What the exercise asks: For every line in the data below that contains "Ensayos", copy the line.

§ §

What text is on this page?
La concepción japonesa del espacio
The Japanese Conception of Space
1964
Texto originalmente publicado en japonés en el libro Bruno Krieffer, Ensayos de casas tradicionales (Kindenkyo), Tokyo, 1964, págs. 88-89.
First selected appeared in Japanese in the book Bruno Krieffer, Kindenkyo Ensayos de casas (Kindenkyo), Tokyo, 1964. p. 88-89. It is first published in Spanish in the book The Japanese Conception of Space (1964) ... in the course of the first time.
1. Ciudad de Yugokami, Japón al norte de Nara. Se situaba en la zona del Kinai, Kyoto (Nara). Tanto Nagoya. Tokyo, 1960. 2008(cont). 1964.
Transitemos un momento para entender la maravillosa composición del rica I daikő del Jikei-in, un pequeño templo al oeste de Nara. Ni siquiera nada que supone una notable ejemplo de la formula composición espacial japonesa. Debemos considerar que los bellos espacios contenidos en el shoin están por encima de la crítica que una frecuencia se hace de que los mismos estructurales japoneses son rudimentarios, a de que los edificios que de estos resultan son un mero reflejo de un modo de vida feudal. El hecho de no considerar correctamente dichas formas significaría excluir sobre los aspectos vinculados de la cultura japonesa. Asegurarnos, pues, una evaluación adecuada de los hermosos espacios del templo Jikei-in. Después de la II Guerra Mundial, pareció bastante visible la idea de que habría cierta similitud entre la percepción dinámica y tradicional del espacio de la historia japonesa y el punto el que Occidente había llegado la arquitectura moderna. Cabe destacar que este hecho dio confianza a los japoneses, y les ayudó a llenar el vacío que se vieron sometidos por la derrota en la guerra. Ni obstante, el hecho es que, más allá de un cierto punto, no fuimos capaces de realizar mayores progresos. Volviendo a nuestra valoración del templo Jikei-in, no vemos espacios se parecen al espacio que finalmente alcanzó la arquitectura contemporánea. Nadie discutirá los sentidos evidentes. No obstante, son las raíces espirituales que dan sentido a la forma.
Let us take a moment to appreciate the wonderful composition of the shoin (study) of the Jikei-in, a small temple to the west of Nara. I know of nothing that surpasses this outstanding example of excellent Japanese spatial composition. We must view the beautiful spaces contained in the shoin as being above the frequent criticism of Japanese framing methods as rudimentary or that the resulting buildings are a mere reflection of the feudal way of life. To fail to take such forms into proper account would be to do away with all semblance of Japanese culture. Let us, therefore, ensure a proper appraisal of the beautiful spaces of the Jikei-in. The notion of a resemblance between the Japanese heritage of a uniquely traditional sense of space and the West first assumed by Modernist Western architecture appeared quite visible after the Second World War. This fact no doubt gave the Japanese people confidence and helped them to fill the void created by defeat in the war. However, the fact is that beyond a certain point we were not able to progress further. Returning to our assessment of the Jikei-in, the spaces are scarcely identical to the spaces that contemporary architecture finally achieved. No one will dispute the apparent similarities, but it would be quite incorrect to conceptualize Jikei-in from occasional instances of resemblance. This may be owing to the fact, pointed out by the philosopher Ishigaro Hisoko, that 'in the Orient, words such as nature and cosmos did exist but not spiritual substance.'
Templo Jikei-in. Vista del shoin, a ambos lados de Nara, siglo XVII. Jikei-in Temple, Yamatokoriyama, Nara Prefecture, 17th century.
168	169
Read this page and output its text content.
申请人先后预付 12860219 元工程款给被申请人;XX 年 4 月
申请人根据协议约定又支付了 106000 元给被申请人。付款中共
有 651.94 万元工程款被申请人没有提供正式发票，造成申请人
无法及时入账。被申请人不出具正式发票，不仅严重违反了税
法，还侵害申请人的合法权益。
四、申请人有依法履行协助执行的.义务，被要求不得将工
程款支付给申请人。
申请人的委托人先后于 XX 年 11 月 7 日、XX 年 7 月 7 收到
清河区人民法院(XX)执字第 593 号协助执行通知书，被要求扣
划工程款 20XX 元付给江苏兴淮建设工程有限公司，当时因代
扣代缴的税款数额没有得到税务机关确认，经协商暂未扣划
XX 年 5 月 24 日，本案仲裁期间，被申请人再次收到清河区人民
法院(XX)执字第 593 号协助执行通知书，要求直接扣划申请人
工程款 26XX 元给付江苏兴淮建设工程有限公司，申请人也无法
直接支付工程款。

§ §

Response for this exercise:
Texto originalmente publicado en japonés en el libro Bruno Krieffer, Ensayos de casas tradicionales (Kindenkyo), Tokyo, 1964, págs. 88-89.
First selected appeared in Japanese in the book Bruno Krieffer, Kindenkyo Ensayos de casas (Kindenkyo), Tokyo, 1964. p. 88-89. It is first published in Spanish in the book The Japanese Conception of Space (1964) ... in the course of the first time.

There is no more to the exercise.